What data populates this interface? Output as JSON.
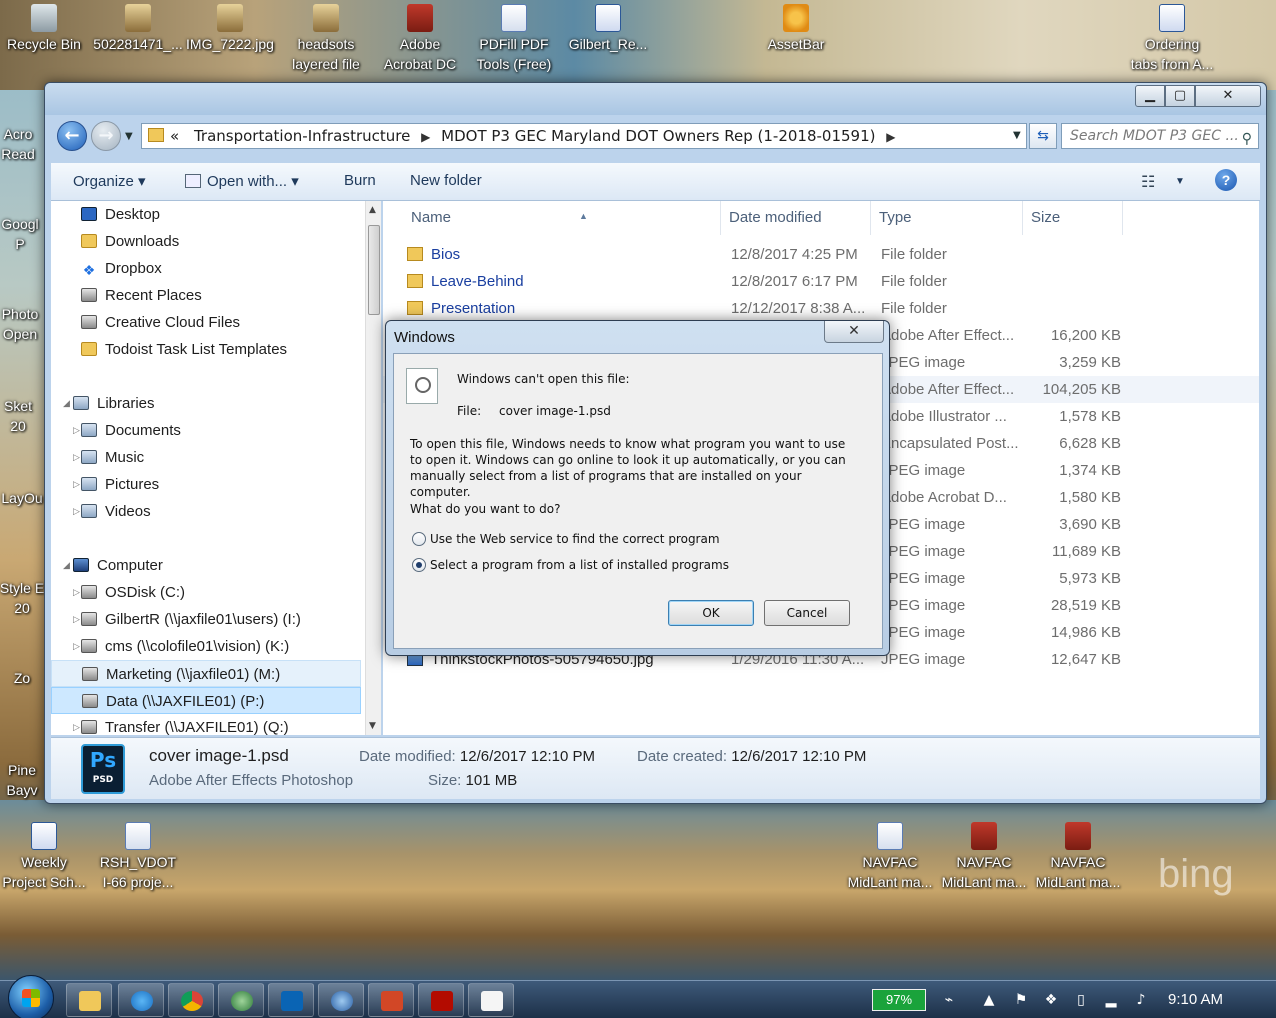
{
  "desktop": {
    "icons_top": [
      {
        "label": "Recycle Bin",
        "label2": ""
      },
      {
        "label": "502281471_...",
        "label2": ""
      },
      {
        "label": "IMG_7222.jpg",
        "label2": ""
      },
      {
        "label": "headsots",
        "label2": "layered file"
      },
      {
        "label": "Adobe",
        "label2": "Acrobat DC"
      },
      {
        "label": "PDFill PDF",
        "label2": "Tools (Free)"
      },
      {
        "label": "Gilbert_Re...",
        "label2": ""
      },
      {
        "label": "AssetBar",
        "label2": ""
      },
      {
        "label": "Ordering",
        "label2": "tabs from A..."
      }
    ],
    "icons_left": [
      {
        "label": "Acro",
        "label2": "Read"
      },
      {
        "label": "Googl",
        "label2": "P"
      },
      {
        "label": "Photo",
        "label2": "Open"
      },
      {
        "label": "Sket",
        "label2": "20"
      },
      {
        "label": "LayOu",
        "label2": ""
      },
      {
        "label": "Style E",
        "label2": "20"
      },
      {
        "label": "Zo",
        "label2": ""
      },
      {
        "label": "Pine",
        "label2": "Bayv"
      }
    ],
    "icons_bottom": [
      {
        "label": "Weekly",
        "label2": "Project Sch..."
      },
      {
        "label": "RSH_VDOT",
        "label2": "I-66 proje..."
      },
      {
        "label": "NAVFAC",
        "label2": "MidLant ma..."
      },
      {
        "label": "NAVFAC",
        "label2": "MidLant ma..."
      },
      {
        "label": "NAVFAC",
        "label2": "MidLant ma..."
      }
    ],
    "watermark": "bing"
  },
  "explorer": {
    "caption": {
      "min": "▁",
      "max": "▢",
      "close": "✕"
    },
    "address": {
      "prefix": "«",
      "crumbs": [
        "Transportation-Infrastructure",
        "MDOT P3 GEC Maryland DOT Owners Rep (1-2018-01591)"
      ],
      "search_placeholder": "Search MDOT P3 GEC ..."
    },
    "toolbar": {
      "organize": "Organize ▾",
      "open_with": "Open with... ▾",
      "burn": "Burn",
      "new_folder": "New folder",
      "view_icon": "view-options-icon",
      "help": "?"
    },
    "nav": {
      "favorites": [
        "Desktop",
        "Downloads",
        "Dropbox",
        "Recent Places",
        "Creative Cloud Files",
        "Todoist Task List Templates"
      ],
      "libraries_header": "Libraries",
      "libraries": [
        "Documents",
        "Music",
        "Pictures",
        "Videos"
      ],
      "computer_header": "Computer",
      "drives": [
        "OSDisk (C:)",
        "GilbertR (\\\\jaxfile01\\users) (I:)",
        "cms (\\\\colofile01\\vision) (K:)",
        "Marketing (\\\\jaxfile01) (M:)",
        "Data (\\\\JAXFILE01) (P:)",
        "Transfer (\\\\JAXFILE01) (Q:)"
      ]
    },
    "columns": {
      "name": "Name",
      "date": "Date modified",
      "type": "Type",
      "size": "Size"
    },
    "files": [
      {
        "name": "Bios",
        "date": "12/8/2017 4:25 PM",
        "type": "File folder",
        "size": "",
        "kind": "folder"
      },
      {
        "name": "Leave-Behind",
        "date": "12/8/2017 6:17 PM",
        "type": "File folder",
        "size": "",
        "kind": "folder"
      },
      {
        "name": "Presentation",
        "date": "12/12/2017 8:38 A...",
        "type": "File folder",
        "size": "",
        "kind": "folder"
      },
      {
        "name": "",
        "date": "",
        "type": "Adobe After Effect...",
        "size": "16,200 KB",
        "kind": "file"
      },
      {
        "name": "",
        "date": "",
        "type": "JPEG image",
        "size": "3,259 KB",
        "kind": "file"
      },
      {
        "name": "",
        "date": "",
        "type": "Adobe After Effect...",
        "size": "104,205 KB",
        "kind": "file"
      },
      {
        "name": "",
        "date": "",
        "type": "Adobe Illustrator ...",
        "size": "1,578 KB",
        "kind": "file"
      },
      {
        "name": "",
        "date": "",
        "type": "Encapsulated Post...",
        "size": "6,628 KB",
        "kind": "file"
      },
      {
        "name": "",
        "date": "",
        "type": "JPEG image",
        "size": "1,374 KB",
        "kind": "file"
      },
      {
        "name": "",
        "date": "",
        "type": "Adobe Acrobat D...",
        "size": "1,580 KB",
        "kind": "file"
      },
      {
        "name": "",
        "date": "",
        "type": "JPEG image",
        "size": "3,690 KB",
        "kind": "file"
      },
      {
        "name": "",
        "date": "",
        "type": "JPEG image",
        "size": "11,689 KB",
        "kind": "file"
      },
      {
        "name": "",
        "date": "",
        "type": "JPEG image",
        "size": "5,973 KB",
        "kind": "file"
      },
      {
        "name": "",
        "date": "",
        "type": "JPEG image",
        "size": "28,519 KB",
        "kind": "file"
      },
      {
        "name": "",
        "date": "",
        "type": "JPEG image",
        "size": "14,986 KB",
        "kind": "file"
      },
      {
        "name": "ThinkstockPhotos-505794650.jpg",
        "date": "1/29/2016 11:30 A...",
        "type": "JPEG image",
        "size": "12,647 KB",
        "kind": "jpg"
      }
    ],
    "details": {
      "icon_text": "Ps",
      "icon_sub": "PSD",
      "filename": "cover image-1.psd",
      "filetype": "Adobe After Effects Photoshop",
      "modified_label": "Date modified:",
      "modified_value": "12/6/2017 12:10 PM",
      "size_label": "Size:",
      "size_value": "101 MB",
      "created_label": "Date created:",
      "created_value": "12/6/2017 12:10 PM"
    }
  },
  "dialog": {
    "title": "Windows",
    "close": "✕",
    "heading": "Windows can't open this file:",
    "file_label": "File:",
    "file_value": "cover image-1.psd",
    "para": "To open this file, Windows needs to know what program you want to use to open it. Windows can go online to look it up automatically, or you can manually select from a list of programs that are installed on your computer.",
    "question": "What do you want to do?",
    "option1": "Use the Web service to find the correct program",
    "option2": "Select a program from a list of installed programs",
    "ok": "OK",
    "cancel": "Cancel"
  },
  "taskbar": {
    "battery": "97%",
    "time": "9:10 AM"
  }
}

What is expected: Without the pictures, restate all the entries above exactly.

Exercise output:
What data populates this interface? Output as JSON.
{
  "desktop": {
    "icons_top": [
      {
        "label": "Recycle Bin",
        "label2": ""
      },
      {
        "label": "502281471_...",
        "label2": ""
      },
      {
        "label": "IMG_7222.jpg",
        "label2": ""
      },
      {
        "label": "headsots",
        "label2": "layered file"
      },
      {
        "label": "Adobe",
        "label2": "Acrobat DC"
      },
      {
        "label": "PDFill PDF",
        "label2": "Tools (Free)"
      },
      {
        "label": "Gilbert_Re...",
        "label2": ""
      },
      {
        "label": "AssetBar",
        "label2": ""
      },
      {
        "label": "Ordering",
        "label2": "tabs from A..."
      }
    ],
    "icons_left": [
      {
        "label": "Acro",
        "label2": "Read"
      },
      {
        "label": "Googl",
        "label2": "P"
      },
      {
        "label": "Photo",
        "label2": "Open"
      },
      {
        "label": "Sket",
        "label2": "20"
      },
      {
        "label": "LayOu",
        "label2": ""
      },
      {
        "label": "Style E",
        "label2": "20"
      },
      {
        "label": "Zo",
        "label2": ""
      },
      {
        "label": "Pine",
        "label2": "Bayv"
      }
    ],
    "icons_bottom": [
      {
        "label": "Weekly",
        "label2": "Project Sch..."
      },
      {
        "label": "RSH_VDOT",
        "label2": "I-66 proje..."
      },
      {
        "label": "NAVFAC",
        "label2": "MidLant ma..."
      },
      {
        "label": "NAVFAC",
        "label2": "MidLant ma..."
      },
      {
        "label": "NAVFAC",
        "label2": "MidLant ma..."
      }
    ],
    "watermark": "bing"
  },
  "explorer": {
    "caption": {
      "min": "▁",
      "max": "▢",
      "close": "✕"
    },
    "address": {
      "prefix": "«",
      "crumbs": [
        "Transportation-Infrastructure",
        "MDOT P3 GEC Maryland DOT Owners Rep (1-2018-01591)"
      ],
      "search_placeholder": "Search MDOT P3 GEC ..."
    },
    "toolbar": {
      "organize": "Organize ▾",
      "open_with": "Open with... ▾",
      "burn": "Burn",
      "new_folder": "New folder",
      "view_icon": "view-options-icon",
      "help": "?"
    },
    "nav": {
      "favorites": [
        "Desktop",
        "Downloads",
        "Dropbox",
        "Recent Places",
        "Creative Cloud Files",
        "Todoist Task List Templates"
      ],
      "libraries_header": "Libraries",
      "libraries": [
        "Documents",
        "Music",
        "Pictures",
        "Videos"
      ],
      "computer_header": "Computer",
      "drives": [
        "OSDisk (C:)",
        "GilbertR (\\\\jaxfile01\\users) (I:)",
        "cms (\\\\colofile01\\vision) (K:)",
        "Marketing (\\\\jaxfile01) (M:)",
        "Data (\\\\JAXFILE01) (P:)",
        "Transfer (\\\\JAXFILE01) (Q:)"
      ]
    },
    "columns": {
      "name": "Name",
      "date": "Date modified",
      "type": "Type",
      "size": "Size"
    },
    "files": [
      {
        "name": "Bios",
        "date": "12/8/2017 4:25 PM",
        "type": "File folder",
        "size": "",
        "kind": "folder"
      },
      {
        "name": "Leave-Behind",
        "date": "12/8/2017 6:17 PM",
        "type": "File folder",
        "size": "",
        "kind": "folder"
      },
      {
        "name": "Presentation",
        "date": "12/12/2017 8:38 A...",
        "type": "File folder",
        "size": "",
        "kind": "folder"
      },
      {
        "name": "",
        "date": "",
        "type": "Adobe After Effect...",
        "size": "16,200 KB",
        "kind": "file"
      },
      {
        "name": "",
        "date": "",
        "type": "JPEG image",
        "size": "3,259 KB",
        "kind": "file"
      },
      {
        "name": "",
        "date": "",
        "type": "Adobe After Effect...",
        "size": "104,205 KB",
        "kind": "file"
      },
      {
        "name": "",
        "date": "",
        "type": "Adobe Illustrator ...",
        "size": "1,578 KB",
        "kind": "file"
      },
      {
        "name": "",
        "date": "",
        "type": "Encapsulated Post...",
        "size": "6,628 KB",
        "kind": "file"
      },
      {
        "name": "",
        "date": "",
        "type": "JPEG image",
        "size": "1,374 KB",
        "kind": "file"
      },
      {
        "name": "",
        "date": "",
        "type": "Adobe Acrobat D...",
        "size": "1,580 KB",
        "kind": "file"
      },
      {
        "name": "",
        "date": "",
        "type": "JPEG image",
        "size": "3,690 KB",
        "kind": "file"
      },
      {
        "name": "",
        "date": "",
        "type": "JPEG image",
        "size": "11,689 KB",
        "kind": "file"
      },
      {
        "name": "",
        "date": "",
        "type": "JPEG image",
        "size": "5,973 KB",
        "kind": "file"
      },
      {
        "name": "",
        "date": "",
        "type": "JPEG image",
        "size": "28,519 KB",
        "kind": "file"
      },
      {
        "name": "",
        "date": "",
        "type": "JPEG image",
        "size": "14,986 KB",
        "kind": "file"
      },
      {
        "name": "ThinkstockPhotos-505794650.jpg",
        "date": "1/29/2016 11:30 A...",
        "type": "JPEG image",
        "size": "12,647 KB",
        "kind": "jpg"
      }
    ],
    "details": {
      "icon_text": "Ps",
      "icon_sub": "PSD",
      "filename": "cover image-1.psd",
      "filetype": "Adobe After Effects Photoshop",
      "modified_label": "Date modified:",
      "modified_value": "12/6/2017 12:10 PM",
      "size_label": "Size:",
      "size_value": "101 MB",
      "created_label": "Date created:",
      "created_value": "12/6/2017 12:10 PM"
    }
  },
  "dialog": {
    "title": "Windows",
    "close": "✕",
    "heading": "Windows can't open this file:",
    "file_label": "File:",
    "file_value": "cover image-1.psd",
    "para": "To open this file, Windows needs to know what program you want to use to open it. Windows can go online to look it up automatically, or you can manually select from a list of programs that are installed on your computer.",
    "question": "What do you want to do?",
    "option1": "Use the Web service to find the correct program",
    "option2": "Select a program from a list of installed programs",
    "ok": "OK",
    "cancel": "Cancel"
  },
  "taskbar": {
    "battery": "97%",
    "time": "9:10 AM"
  }
}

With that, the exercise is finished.